--- GIVEN INSTRUCTION ---
Go through the material below and copy each line where the word "year" appears.

--- RAW RECORDS ---
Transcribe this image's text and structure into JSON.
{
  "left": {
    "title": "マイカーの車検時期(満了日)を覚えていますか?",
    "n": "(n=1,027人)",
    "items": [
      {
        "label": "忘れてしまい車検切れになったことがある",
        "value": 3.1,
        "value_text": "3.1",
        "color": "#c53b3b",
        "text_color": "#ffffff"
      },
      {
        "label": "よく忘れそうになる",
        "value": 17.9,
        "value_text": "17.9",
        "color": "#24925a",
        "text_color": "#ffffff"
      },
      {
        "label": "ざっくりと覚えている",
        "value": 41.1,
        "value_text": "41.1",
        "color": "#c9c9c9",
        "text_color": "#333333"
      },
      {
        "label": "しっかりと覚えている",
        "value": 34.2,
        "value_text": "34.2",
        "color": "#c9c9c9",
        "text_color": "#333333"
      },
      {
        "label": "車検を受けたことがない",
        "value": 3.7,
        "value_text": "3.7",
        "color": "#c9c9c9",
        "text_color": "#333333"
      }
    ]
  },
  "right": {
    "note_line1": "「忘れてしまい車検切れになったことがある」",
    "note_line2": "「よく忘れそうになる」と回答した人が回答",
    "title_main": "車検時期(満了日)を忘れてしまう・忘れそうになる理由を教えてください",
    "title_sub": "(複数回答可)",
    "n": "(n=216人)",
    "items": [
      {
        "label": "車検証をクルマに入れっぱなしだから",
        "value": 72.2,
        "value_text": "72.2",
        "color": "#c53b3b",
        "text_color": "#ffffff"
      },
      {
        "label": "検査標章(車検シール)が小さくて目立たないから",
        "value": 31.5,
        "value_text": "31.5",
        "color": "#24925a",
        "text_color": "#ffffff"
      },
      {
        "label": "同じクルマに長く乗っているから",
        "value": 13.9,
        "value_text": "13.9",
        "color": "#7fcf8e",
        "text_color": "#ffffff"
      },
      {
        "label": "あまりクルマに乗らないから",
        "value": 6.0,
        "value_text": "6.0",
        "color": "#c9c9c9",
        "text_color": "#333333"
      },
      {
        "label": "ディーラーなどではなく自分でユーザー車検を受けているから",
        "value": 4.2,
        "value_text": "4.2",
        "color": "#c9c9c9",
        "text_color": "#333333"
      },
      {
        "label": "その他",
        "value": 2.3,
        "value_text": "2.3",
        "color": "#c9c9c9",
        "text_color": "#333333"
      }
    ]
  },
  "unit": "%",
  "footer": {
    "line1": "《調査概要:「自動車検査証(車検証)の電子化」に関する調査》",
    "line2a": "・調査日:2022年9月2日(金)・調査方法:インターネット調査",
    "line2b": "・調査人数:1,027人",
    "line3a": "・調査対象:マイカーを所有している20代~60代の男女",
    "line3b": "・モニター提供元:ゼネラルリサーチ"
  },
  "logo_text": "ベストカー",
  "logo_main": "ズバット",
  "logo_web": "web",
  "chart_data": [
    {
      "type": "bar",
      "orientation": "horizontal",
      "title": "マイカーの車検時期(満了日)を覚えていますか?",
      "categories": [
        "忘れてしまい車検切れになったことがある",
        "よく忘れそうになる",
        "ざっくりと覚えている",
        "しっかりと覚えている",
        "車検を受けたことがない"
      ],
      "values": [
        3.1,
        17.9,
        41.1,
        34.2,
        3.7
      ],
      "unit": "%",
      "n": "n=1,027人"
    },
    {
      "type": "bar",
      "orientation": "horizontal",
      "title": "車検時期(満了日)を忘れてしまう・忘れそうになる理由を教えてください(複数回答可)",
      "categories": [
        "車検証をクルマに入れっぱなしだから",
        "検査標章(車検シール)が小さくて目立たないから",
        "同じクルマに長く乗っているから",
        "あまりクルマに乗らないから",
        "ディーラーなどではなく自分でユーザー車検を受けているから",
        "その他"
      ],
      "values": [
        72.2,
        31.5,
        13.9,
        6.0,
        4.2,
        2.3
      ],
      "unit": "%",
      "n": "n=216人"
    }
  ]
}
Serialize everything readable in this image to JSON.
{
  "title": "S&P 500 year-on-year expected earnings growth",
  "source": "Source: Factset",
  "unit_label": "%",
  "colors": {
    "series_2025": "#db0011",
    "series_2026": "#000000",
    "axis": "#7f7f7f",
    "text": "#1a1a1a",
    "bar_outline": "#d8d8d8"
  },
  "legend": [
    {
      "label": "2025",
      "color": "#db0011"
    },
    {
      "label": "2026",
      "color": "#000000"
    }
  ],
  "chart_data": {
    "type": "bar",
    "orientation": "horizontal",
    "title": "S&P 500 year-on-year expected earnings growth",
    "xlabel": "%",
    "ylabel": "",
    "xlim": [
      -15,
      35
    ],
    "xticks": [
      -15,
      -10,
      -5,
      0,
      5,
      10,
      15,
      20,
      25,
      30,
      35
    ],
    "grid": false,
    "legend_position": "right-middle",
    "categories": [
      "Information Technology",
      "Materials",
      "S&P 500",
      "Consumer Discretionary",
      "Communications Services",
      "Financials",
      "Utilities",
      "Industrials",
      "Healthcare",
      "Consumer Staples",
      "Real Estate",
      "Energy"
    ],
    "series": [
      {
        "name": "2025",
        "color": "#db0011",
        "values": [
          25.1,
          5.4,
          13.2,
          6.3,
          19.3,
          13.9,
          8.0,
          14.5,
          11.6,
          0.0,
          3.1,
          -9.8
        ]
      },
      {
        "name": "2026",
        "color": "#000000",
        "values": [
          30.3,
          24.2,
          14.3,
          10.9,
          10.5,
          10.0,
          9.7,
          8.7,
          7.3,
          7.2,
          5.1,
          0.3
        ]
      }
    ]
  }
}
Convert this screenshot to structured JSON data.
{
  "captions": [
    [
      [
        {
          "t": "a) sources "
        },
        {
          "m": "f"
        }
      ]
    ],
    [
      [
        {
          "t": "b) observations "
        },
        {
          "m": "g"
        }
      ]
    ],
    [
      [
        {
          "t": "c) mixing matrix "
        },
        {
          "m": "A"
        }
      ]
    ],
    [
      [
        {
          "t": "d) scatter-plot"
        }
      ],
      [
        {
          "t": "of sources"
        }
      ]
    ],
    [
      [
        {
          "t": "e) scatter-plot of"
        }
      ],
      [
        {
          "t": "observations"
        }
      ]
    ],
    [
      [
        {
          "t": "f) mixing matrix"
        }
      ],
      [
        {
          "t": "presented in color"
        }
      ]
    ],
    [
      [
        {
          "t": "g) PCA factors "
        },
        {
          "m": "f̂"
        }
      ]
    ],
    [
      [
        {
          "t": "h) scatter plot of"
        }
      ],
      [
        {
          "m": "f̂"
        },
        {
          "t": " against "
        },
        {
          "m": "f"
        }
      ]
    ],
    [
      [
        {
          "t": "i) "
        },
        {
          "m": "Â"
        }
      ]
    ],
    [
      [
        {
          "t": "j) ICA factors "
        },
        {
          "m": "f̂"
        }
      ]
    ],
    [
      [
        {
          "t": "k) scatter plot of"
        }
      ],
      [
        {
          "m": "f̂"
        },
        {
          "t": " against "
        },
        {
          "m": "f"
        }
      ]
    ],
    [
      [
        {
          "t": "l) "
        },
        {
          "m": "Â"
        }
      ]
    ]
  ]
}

--- WORKED ANSWER ---
  "title": "S&P 500 year-on-year expected earnings growth",
    "title": "S&P 500 year-on-year expected earnings growth",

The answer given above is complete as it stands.